### The problem
From the entries below, copy out every line with "object" in it.

### Records provided
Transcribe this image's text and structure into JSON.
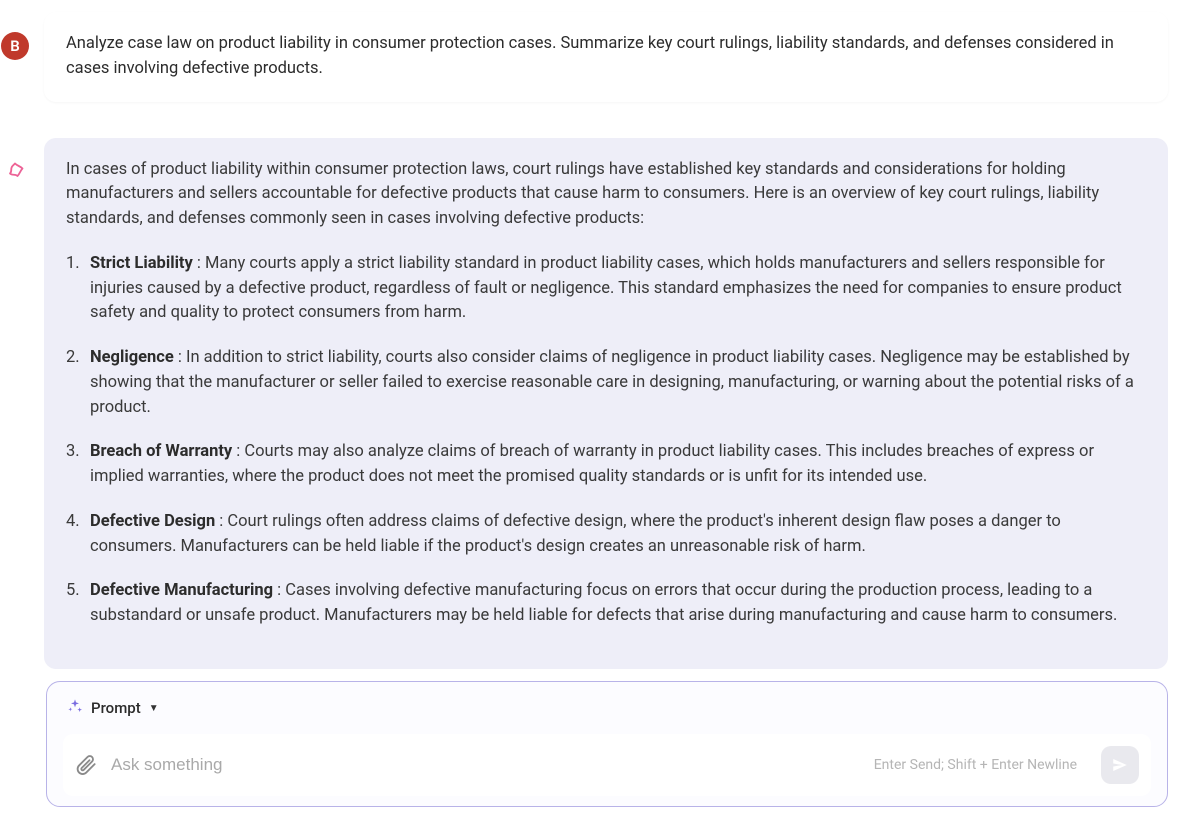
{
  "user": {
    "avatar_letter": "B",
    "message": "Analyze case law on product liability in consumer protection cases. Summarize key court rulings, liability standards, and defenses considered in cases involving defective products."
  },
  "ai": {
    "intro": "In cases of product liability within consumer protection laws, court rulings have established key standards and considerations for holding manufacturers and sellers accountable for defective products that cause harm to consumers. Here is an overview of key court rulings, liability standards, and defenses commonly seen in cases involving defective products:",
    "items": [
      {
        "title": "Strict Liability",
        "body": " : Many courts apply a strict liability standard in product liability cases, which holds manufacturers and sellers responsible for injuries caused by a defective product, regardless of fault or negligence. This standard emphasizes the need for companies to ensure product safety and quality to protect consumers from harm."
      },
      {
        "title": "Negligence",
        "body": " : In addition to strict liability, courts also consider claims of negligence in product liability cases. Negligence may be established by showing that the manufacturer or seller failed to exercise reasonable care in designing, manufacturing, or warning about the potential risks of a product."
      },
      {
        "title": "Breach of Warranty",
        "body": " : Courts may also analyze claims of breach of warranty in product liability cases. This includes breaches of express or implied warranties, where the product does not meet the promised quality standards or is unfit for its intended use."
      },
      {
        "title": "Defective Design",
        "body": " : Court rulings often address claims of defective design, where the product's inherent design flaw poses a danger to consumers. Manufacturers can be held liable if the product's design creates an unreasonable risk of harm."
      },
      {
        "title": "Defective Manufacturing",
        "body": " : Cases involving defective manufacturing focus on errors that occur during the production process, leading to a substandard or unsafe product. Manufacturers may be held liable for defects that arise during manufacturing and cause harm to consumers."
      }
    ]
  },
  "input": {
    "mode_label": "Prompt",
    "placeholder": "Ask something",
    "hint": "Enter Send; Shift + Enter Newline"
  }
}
--
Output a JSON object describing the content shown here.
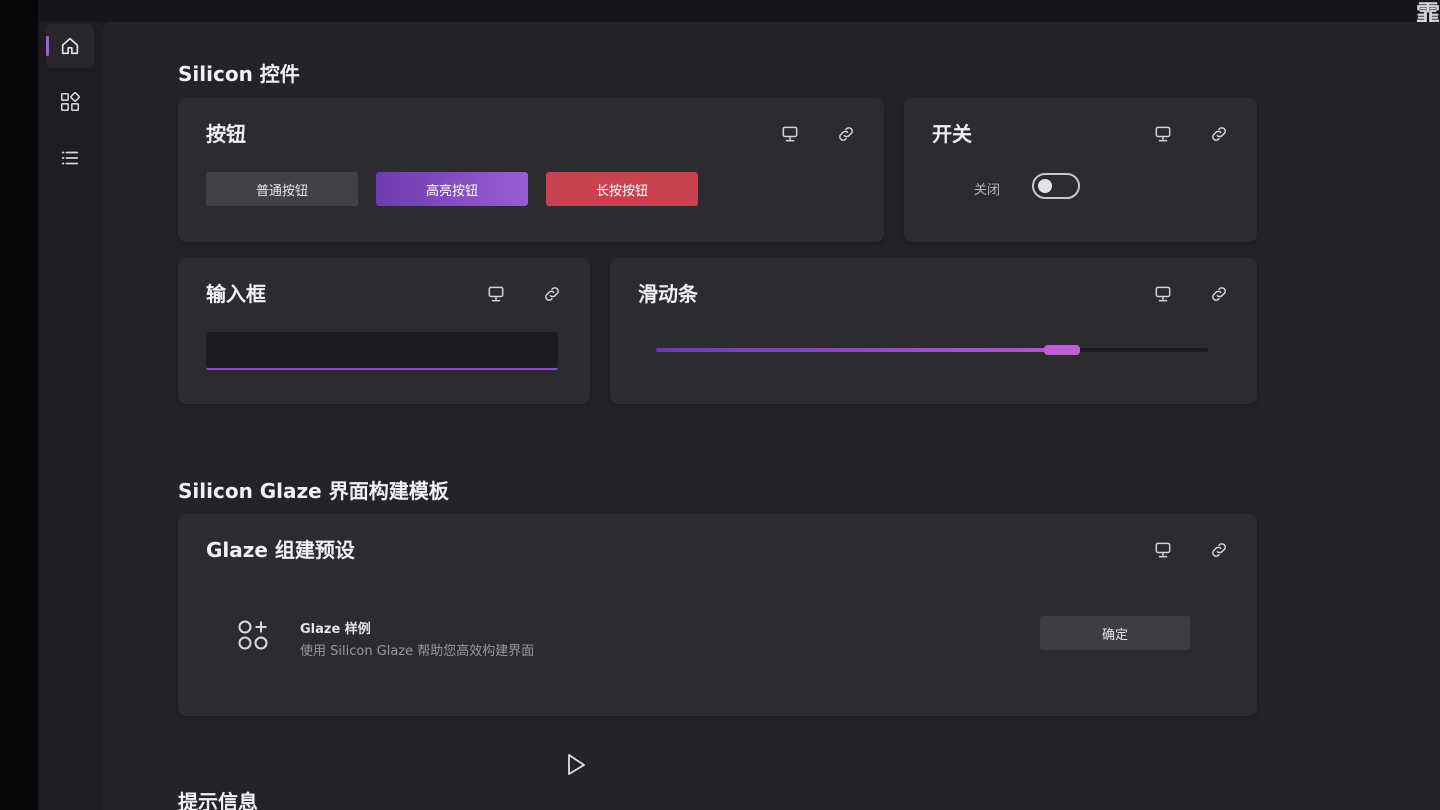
--
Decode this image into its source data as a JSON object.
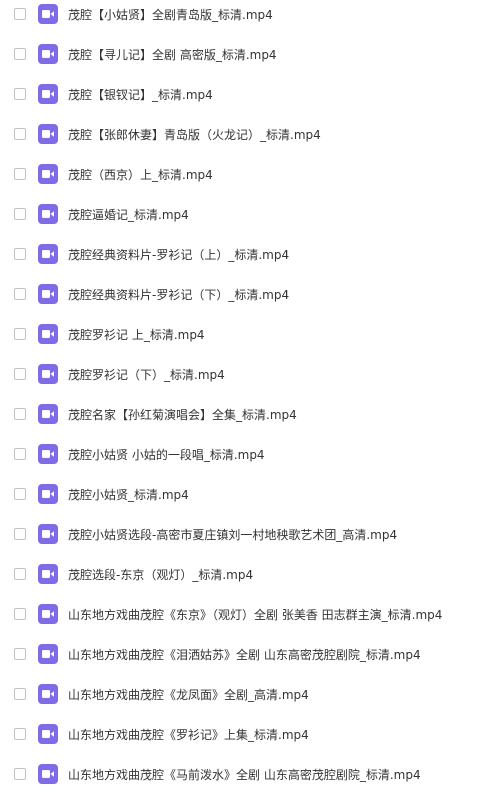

### Response to this task
Output a JSON object describing the content shown here.
Decode this image into its source data as a JSON object.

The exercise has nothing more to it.